Dataset rows
— Start —
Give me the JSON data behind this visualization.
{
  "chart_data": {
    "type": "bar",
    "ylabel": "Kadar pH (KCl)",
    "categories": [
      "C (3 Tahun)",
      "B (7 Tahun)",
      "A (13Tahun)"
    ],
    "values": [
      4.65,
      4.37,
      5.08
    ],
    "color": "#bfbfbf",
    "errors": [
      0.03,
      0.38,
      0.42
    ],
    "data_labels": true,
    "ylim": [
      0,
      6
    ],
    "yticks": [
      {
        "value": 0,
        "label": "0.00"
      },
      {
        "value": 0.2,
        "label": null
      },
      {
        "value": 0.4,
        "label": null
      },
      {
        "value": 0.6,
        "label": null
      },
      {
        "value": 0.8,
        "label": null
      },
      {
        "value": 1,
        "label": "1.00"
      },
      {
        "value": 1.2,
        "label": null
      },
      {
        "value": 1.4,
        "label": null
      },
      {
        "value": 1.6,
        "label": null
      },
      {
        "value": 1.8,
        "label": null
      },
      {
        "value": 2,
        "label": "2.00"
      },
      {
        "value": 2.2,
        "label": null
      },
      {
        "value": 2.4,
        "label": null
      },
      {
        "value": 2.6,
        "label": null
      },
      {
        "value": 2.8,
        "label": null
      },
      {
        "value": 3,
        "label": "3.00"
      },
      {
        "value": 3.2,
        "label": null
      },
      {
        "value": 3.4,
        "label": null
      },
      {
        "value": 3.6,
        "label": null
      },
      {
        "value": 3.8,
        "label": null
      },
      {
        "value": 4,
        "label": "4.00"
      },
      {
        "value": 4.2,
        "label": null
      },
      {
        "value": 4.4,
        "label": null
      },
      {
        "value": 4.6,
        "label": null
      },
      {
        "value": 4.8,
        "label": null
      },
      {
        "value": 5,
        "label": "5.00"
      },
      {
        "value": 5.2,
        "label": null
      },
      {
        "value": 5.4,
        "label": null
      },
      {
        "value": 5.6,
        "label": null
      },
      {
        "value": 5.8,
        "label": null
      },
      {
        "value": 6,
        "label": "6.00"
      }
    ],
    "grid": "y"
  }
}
— End —
### [What the task asks]
Return all the data above once more, precisely as given.

### [Result below]
Give me the JSON data behind this visualization.
{
  "chart_data": {
    "type": "bar",
    "ylabel": "Kadar pH (KCl)",
    "categories": [
      "C (3 Tahun)",
      "B (7 Tahun)",
      "A (13Tahun)"
    ],
    "values": [
      4.65,
      4.37,
      5.08
    ],
    "color": "#bfbfbf",
    "errors": [
      0.03,
      0.38,
      0.42
    ],
    "data_labels": true,
    "ylim": [
      0,
      6
    ],
    "yticks": [
      {
        "value": 0,
        "label": "0.00"
      },
      {
        "value": 0.2,
        "label": null
      },
      {
        "value": 0.4,
        "label": null
      },
      {
        "value": 0.6,
        "label": null
      },
      {
        "value": 0.8,
        "label": null
      },
      {
        "value": 1,
        "label": "1.00"
      },
      {
        "value": 1.2,
        "label": null
      },
      {
        "value": 1.4,
        "label": null
      },
      {
        "value": 1.6,
        "label": null
      },
      {
        "value": 1.8,
        "label": null
      },
      {
        "value": 2,
        "label": "2.00"
      },
      {
        "value": 2.2,
        "label": null
      },
      {
        "value": 2.4,
        "label": null
      },
      {
        "value": 2.6,
        "label": null
      },
      {
        "value": 2.8,
        "label": null
      },
      {
        "value": 3,
        "label": "3.00"
      },
      {
        "value": 3.2,
        "label": null
      },
      {
        "value": 3.4,
        "label": null
      },
      {
        "value": 3.6,
        "label": null
      },
      {
        "value": 3.8,
        "label": null
      },
      {
        "value": 4,
        "label": "4.00"
      },
      {
        "value": 4.2,
        "label": null
      },
      {
        "value": 4.4,
        "label": null
      },
      {
        "value": 4.6,
        "label": null
      },
      {
        "value": 4.8,
        "label": null
      },
      {
        "value": 5,
        "label": "5.00"
      },
      {
        "value": 5.2,
        "label": null
      },
      {
        "value": 5.4,
        "label": null
      },
      {
        "value": 5.6,
        "label": null
      },
      {
        "value": 5.8,
        "label": null
      },
      {
        "value": 6,
        "label": "6.00"
      }
    ],
    "grid": "y"
  }
}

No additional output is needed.